§ STATED GOAL:
Restate the listing below word for word, omitting any images.

[Records from a collection of figures]

= = = = = = =

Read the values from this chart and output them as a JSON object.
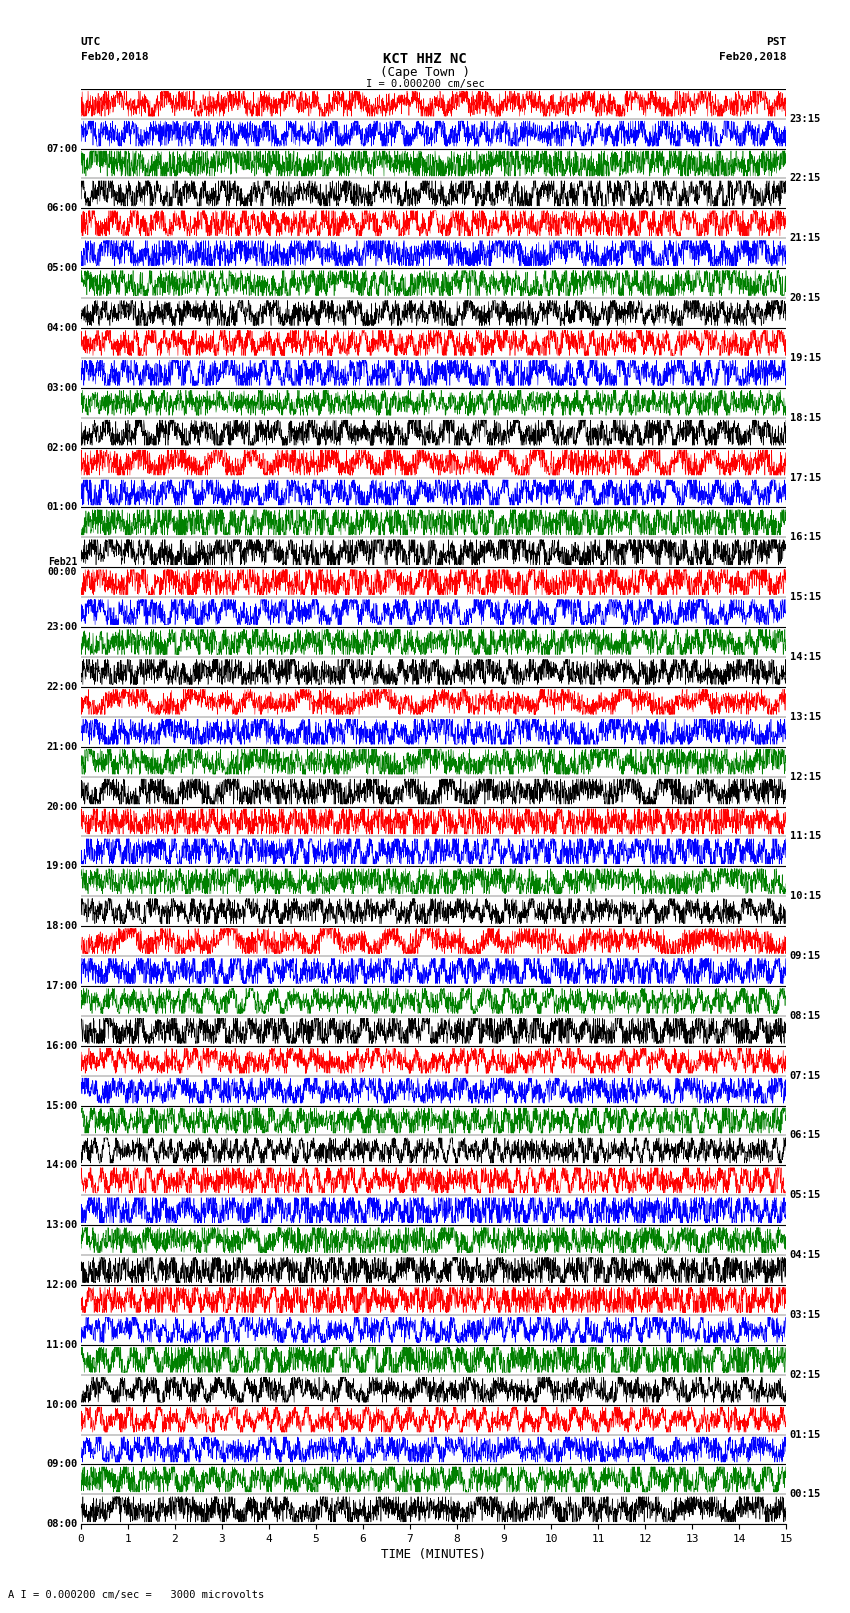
{
  "title_line1": "KCT HHZ NC",
  "title_line2": "(Cape Town )",
  "scale_label": "I = 0.000200 cm/sec",
  "left_label_top": "UTC",
  "left_label_date": "Feb20,2018",
  "right_label_top": "PST",
  "right_label_date": "Feb20,2018",
  "xlabel": "TIME (MINUTES)",
  "bottom_note": "A I = 0.000200 cm/sec =   3000 microvolts",
  "left_times": [
    "08:00",
    "09:00",
    "10:00",
    "11:00",
    "12:00",
    "13:00",
    "14:00",
    "15:00",
    "16:00",
    "17:00",
    "18:00",
    "19:00",
    "20:00",
    "21:00",
    "22:00",
    "23:00",
    "Feb21\n00:00",
    "01:00",
    "02:00",
    "03:00",
    "04:00",
    "05:00",
    "06:00",
    "07:00"
  ],
  "right_times": [
    "00:15",
    "01:15",
    "02:15",
    "03:15",
    "04:15",
    "05:15",
    "06:15",
    "07:15",
    "08:15",
    "09:15",
    "10:15",
    "11:15",
    "12:15",
    "13:15",
    "14:15",
    "15:15",
    "16:15",
    "17:15",
    "18:15",
    "19:15",
    "20:15",
    "21:15",
    "22:15",
    "23:15"
  ],
  "n_rows": 24,
  "n_subrows": 2,
  "x_min": 0,
  "x_max": 15,
  "x_ticks": [
    0,
    1,
    2,
    3,
    4,
    5,
    6,
    7,
    8,
    9,
    10,
    11,
    12,
    13,
    14,
    15
  ],
  "subrow_colors": [
    [
      "red",
      "black"
    ],
    [
      "blue",
      "red"
    ],
    [
      "green",
      "blue"
    ],
    [
      "black",
      "green"
    ]
  ],
  "background": "white",
  "fig_width": 8.5,
  "fig_height": 16.13
}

= = = = = = =

§ EXERCISE RESPONSE:
Read the values from this chart and output them as a JSON object.
{
  "title_line1": "KCT HHZ NC",
  "title_line2": "(Cape Town )",
  "scale_label": "I = 0.000200 cm/sec",
  "left_label_top": "UTC",
  "left_label_date": "Feb20,2018",
  "right_label_top": "PST",
  "right_label_date": "Feb20,2018",
  "xlabel": "TIME (MINUTES)",
  "bottom_note": "A I = 0.000200 cm/sec =   3000 microvolts",
  "left_times": [
    "08:00",
    "09:00",
    "10:00",
    "11:00",
    "12:00",
    "13:00",
    "14:00",
    "15:00",
    "16:00",
    "17:00",
    "18:00",
    "19:00",
    "20:00",
    "21:00",
    "22:00",
    "23:00",
    "Feb21\n00:00",
    "01:00",
    "02:00",
    "03:00",
    "04:00",
    "05:00",
    "06:00",
    "07:00"
  ],
  "right_times": [
    "00:15",
    "01:15",
    "02:15",
    "03:15",
    "04:15",
    "05:15",
    "06:15",
    "07:15",
    "08:15",
    "09:15",
    "10:15",
    "11:15",
    "12:15",
    "13:15",
    "14:15",
    "15:15",
    "16:15",
    "17:15",
    "18:15",
    "19:15",
    "20:15",
    "21:15",
    "22:15",
    "23:15"
  ],
  "n_rows": 24,
  "n_subrows": 2,
  "x_min": 0,
  "x_max": 15,
  "x_ticks": [
    0,
    1,
    2,
    3,
    4,
    5,
    6,
    7,
    8,
    9,
    10,
    11,
    12,
    13,
    14,
    15
  ],
  "subrow_colors": [
    [
      "red",
      "black"
    ],
    [
      "blue",
      "red"
    ],
    [
      "green",
      "blue"
    ],
    [
      "black",
      "green"
    ]
  ],
  "background": "white",
  "fig_width": 8.5,
  "fig_height": 16.13
}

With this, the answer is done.